Copy each line where the word "description" occurs.
— start of Supplied records —
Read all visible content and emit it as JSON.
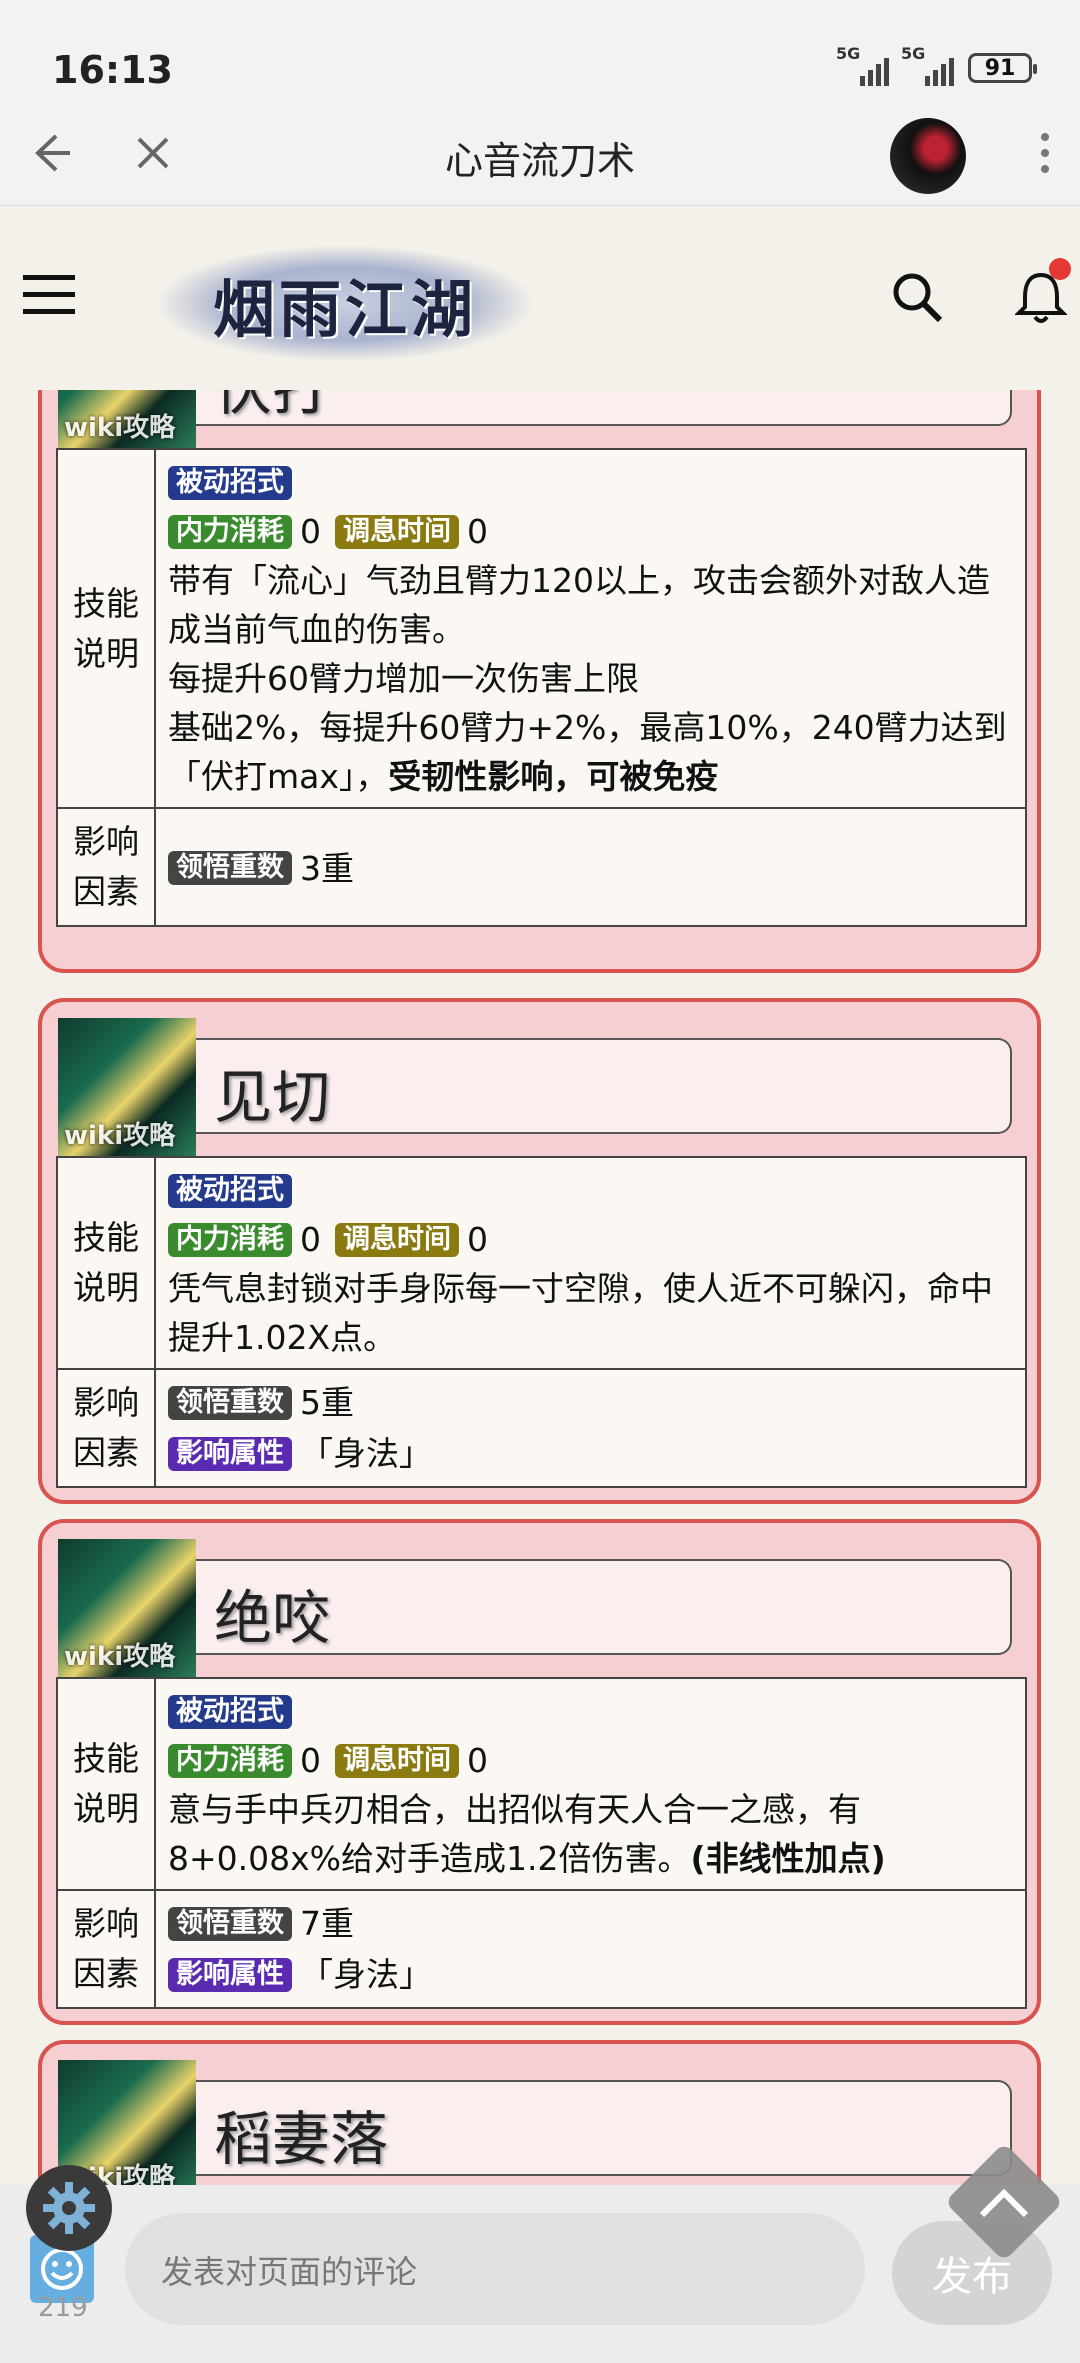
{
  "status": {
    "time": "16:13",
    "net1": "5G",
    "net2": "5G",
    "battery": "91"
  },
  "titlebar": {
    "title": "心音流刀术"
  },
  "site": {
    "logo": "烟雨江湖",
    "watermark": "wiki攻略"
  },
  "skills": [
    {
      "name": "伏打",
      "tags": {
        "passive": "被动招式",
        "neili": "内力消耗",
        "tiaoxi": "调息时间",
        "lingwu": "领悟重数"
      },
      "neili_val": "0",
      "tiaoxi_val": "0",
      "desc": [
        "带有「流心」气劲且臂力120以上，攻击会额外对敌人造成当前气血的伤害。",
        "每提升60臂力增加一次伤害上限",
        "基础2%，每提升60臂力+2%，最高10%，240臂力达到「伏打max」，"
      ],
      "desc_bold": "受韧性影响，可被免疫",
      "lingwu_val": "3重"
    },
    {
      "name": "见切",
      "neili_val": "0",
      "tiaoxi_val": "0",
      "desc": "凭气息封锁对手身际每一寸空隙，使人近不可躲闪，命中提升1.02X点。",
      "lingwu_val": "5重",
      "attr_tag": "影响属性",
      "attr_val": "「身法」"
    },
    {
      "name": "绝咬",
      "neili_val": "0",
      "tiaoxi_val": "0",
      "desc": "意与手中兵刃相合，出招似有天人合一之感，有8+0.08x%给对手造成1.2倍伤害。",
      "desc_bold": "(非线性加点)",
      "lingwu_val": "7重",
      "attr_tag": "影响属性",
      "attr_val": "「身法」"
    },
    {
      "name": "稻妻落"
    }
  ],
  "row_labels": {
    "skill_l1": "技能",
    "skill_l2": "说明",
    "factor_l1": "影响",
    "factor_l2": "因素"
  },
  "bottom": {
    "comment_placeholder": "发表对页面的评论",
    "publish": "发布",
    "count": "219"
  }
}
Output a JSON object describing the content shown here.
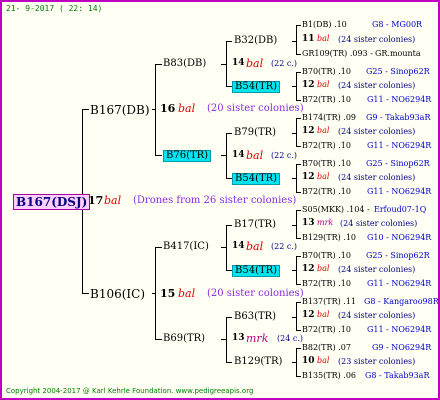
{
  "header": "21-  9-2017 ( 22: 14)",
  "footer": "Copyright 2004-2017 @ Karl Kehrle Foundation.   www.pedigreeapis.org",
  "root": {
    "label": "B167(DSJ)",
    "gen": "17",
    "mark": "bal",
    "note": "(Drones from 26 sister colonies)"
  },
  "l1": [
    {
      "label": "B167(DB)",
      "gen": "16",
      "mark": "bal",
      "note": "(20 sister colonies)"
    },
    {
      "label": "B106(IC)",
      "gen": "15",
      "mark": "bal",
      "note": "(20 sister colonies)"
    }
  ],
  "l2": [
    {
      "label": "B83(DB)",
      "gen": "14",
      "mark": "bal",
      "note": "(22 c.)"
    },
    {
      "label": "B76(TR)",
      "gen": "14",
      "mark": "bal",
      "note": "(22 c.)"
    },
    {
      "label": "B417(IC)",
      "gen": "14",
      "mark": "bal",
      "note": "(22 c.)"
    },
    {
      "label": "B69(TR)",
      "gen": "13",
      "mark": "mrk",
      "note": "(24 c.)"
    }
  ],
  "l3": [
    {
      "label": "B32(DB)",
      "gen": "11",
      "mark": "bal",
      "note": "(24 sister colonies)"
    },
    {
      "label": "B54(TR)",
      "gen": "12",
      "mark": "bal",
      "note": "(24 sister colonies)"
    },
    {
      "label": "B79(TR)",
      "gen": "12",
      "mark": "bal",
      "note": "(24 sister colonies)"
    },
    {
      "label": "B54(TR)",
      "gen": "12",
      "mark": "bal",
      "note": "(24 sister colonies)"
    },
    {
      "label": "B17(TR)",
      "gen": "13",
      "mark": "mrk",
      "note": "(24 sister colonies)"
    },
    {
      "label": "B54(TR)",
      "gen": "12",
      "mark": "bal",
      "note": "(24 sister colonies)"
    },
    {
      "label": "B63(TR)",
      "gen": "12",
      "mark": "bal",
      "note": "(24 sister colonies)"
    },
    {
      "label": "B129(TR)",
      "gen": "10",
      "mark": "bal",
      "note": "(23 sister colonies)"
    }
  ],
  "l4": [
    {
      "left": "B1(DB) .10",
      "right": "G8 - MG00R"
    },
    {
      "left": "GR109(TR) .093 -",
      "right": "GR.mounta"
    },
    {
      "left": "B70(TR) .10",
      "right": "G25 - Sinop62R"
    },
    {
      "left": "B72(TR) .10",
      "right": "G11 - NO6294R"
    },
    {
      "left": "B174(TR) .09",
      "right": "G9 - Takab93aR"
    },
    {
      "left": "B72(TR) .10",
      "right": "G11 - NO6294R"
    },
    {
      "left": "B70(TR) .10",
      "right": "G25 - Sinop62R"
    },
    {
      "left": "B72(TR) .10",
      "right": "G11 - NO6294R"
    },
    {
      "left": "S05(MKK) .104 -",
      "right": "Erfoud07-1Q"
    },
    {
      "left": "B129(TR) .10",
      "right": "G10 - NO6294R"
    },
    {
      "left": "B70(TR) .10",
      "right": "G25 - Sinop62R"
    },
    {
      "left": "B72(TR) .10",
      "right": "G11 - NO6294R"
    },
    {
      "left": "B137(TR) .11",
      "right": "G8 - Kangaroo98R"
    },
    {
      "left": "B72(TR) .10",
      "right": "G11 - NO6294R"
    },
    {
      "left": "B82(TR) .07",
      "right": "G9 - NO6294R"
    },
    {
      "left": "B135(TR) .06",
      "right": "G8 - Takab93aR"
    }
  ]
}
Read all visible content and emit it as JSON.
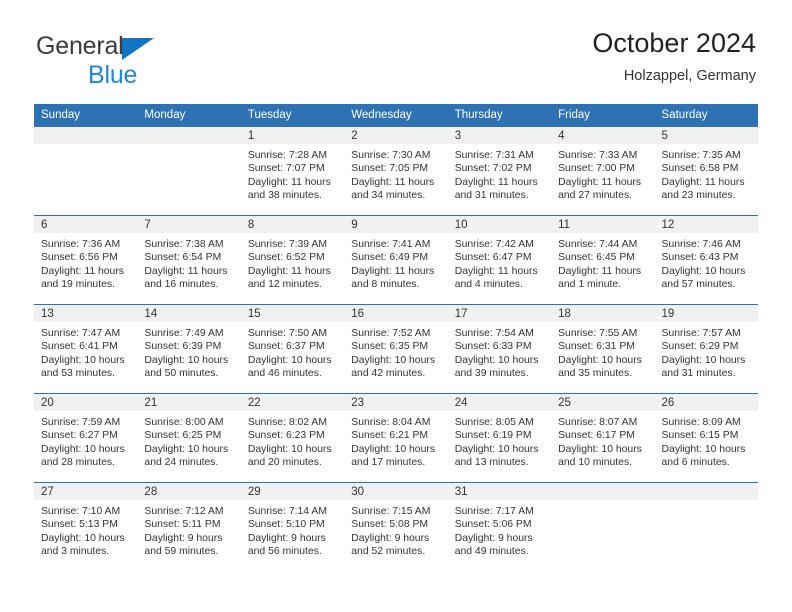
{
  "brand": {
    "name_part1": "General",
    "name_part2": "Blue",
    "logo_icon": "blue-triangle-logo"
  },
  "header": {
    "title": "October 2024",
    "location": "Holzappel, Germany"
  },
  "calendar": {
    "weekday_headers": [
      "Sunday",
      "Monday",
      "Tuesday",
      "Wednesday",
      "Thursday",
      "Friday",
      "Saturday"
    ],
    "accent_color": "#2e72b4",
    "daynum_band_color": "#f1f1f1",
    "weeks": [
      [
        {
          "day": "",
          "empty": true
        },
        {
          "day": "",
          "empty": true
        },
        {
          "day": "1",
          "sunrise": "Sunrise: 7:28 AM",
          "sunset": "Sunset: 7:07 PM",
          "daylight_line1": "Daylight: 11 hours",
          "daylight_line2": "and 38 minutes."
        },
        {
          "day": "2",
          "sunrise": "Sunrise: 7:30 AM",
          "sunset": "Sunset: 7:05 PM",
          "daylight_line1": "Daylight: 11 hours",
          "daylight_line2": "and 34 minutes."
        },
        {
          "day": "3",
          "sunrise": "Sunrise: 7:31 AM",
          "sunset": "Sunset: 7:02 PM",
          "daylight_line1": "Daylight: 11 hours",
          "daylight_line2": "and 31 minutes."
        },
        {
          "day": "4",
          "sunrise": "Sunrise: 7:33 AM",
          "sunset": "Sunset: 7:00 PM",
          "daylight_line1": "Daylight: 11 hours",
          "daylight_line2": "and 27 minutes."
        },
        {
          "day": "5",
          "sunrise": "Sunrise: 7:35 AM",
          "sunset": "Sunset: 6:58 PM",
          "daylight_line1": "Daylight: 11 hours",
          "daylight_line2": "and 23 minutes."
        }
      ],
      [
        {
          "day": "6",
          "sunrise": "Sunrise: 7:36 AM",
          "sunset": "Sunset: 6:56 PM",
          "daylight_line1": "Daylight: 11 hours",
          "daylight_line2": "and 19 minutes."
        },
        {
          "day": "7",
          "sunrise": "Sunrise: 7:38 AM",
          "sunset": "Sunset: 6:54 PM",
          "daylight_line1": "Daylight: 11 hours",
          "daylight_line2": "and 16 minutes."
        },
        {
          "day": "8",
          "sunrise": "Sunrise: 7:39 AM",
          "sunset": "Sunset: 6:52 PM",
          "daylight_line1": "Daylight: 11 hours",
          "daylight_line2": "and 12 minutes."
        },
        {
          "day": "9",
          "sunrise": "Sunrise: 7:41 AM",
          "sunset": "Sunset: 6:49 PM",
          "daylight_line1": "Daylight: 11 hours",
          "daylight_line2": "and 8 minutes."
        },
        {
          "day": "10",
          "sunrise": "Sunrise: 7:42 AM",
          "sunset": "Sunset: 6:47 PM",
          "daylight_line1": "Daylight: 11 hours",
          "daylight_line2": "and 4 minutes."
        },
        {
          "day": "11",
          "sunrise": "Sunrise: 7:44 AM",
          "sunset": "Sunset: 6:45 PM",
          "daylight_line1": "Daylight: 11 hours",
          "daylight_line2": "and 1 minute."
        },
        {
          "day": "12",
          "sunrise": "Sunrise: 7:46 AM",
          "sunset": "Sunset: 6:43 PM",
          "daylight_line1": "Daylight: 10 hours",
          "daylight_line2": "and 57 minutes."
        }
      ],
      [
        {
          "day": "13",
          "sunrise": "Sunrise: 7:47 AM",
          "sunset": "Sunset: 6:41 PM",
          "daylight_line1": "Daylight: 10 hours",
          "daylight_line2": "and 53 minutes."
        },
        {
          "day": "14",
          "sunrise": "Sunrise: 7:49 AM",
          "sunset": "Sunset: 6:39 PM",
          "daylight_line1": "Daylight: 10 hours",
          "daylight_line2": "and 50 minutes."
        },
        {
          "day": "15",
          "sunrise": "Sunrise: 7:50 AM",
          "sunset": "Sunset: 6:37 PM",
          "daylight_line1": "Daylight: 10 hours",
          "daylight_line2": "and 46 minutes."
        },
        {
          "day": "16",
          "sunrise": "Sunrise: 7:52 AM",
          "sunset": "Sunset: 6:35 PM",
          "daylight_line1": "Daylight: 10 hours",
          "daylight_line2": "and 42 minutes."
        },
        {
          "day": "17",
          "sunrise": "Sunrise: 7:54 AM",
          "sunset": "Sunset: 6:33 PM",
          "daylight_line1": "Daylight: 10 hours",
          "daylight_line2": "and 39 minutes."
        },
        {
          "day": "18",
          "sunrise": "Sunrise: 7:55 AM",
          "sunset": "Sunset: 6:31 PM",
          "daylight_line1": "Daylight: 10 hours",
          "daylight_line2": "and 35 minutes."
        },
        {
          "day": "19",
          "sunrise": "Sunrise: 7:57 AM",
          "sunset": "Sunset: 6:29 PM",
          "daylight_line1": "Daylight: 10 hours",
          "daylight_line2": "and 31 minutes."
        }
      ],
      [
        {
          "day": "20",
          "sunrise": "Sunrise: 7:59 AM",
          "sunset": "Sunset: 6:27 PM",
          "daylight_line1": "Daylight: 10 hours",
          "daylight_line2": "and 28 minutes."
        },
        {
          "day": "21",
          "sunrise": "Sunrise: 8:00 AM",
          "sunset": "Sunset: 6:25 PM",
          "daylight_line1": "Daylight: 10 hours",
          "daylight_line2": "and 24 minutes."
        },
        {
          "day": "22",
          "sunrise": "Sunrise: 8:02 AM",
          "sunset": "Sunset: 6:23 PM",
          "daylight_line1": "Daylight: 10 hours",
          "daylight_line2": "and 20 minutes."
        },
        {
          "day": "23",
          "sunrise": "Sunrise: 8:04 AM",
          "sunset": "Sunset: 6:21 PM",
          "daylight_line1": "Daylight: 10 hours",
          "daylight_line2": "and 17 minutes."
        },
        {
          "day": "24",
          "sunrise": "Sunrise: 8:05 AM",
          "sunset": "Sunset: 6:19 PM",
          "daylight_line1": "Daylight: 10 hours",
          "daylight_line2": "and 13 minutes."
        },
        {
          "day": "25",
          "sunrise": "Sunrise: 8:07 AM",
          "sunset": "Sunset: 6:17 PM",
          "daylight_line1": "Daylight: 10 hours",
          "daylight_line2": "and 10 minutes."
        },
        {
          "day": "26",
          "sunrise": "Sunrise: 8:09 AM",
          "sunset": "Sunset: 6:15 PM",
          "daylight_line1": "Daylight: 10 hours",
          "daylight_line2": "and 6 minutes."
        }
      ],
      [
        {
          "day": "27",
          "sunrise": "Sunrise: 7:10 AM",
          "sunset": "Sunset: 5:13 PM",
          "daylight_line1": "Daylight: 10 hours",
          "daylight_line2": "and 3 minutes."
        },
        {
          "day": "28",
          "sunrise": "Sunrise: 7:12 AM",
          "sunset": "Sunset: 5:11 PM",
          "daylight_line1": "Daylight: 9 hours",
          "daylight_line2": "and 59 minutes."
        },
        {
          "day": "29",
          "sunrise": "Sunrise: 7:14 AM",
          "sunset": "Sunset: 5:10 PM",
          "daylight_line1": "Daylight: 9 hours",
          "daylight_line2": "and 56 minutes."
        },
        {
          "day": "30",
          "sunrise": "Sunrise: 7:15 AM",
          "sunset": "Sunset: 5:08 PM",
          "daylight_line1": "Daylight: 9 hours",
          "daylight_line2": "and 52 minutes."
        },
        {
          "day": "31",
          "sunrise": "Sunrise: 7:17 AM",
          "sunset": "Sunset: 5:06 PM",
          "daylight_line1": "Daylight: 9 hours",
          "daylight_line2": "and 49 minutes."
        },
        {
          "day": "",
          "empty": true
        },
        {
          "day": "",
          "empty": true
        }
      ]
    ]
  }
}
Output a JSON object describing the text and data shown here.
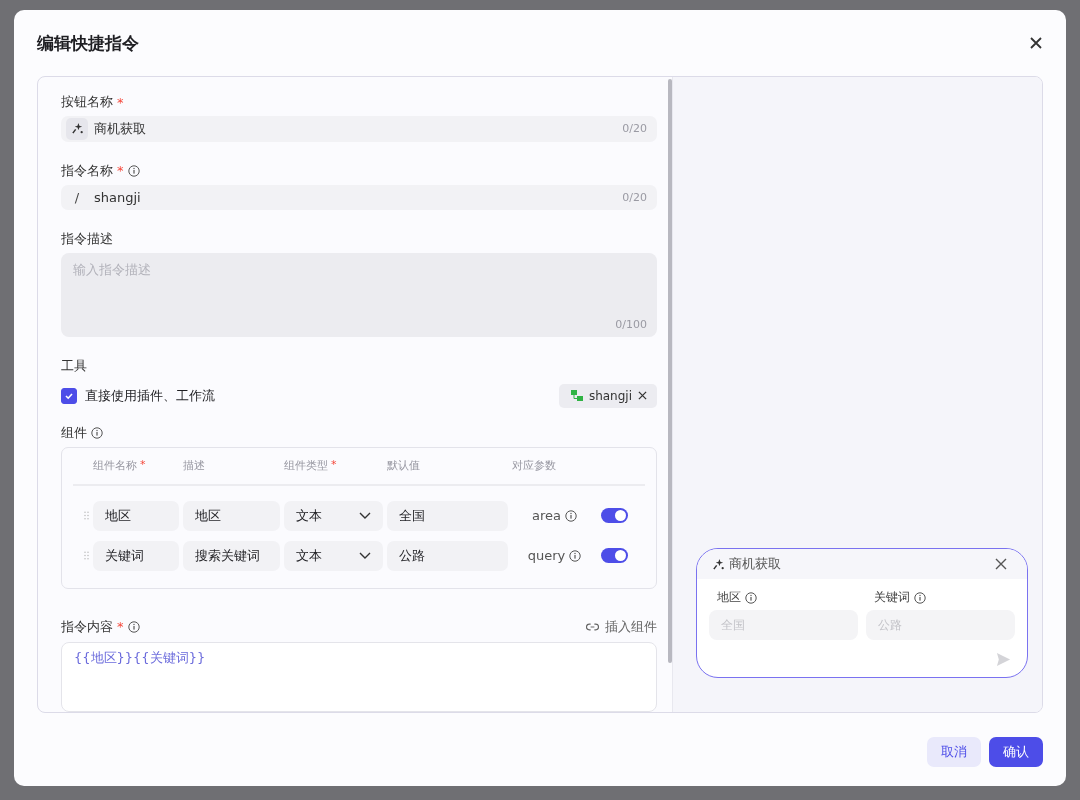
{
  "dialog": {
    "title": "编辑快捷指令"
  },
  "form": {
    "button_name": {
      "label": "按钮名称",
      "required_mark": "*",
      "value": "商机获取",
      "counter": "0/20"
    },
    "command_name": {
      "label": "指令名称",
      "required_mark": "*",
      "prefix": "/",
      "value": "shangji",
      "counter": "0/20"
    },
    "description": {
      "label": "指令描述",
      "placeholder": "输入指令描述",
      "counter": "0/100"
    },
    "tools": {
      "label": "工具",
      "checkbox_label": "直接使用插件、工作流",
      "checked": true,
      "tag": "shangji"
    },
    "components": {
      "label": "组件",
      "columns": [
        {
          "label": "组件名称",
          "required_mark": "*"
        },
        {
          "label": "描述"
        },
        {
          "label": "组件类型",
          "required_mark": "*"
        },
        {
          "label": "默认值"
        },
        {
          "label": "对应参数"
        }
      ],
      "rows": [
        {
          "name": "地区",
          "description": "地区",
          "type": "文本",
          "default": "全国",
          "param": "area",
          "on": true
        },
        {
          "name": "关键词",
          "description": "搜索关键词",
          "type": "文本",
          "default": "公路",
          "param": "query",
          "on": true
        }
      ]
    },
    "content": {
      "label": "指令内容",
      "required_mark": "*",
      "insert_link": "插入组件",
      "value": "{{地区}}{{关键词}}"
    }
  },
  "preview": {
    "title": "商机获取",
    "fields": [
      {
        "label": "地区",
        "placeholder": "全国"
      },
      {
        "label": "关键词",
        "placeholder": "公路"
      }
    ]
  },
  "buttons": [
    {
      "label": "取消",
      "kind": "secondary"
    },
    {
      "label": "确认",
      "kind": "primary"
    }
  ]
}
— end of Supplied records —
■ Complete answer:
    "description": {
          "description": "地区",
          "description": "搜索关键词",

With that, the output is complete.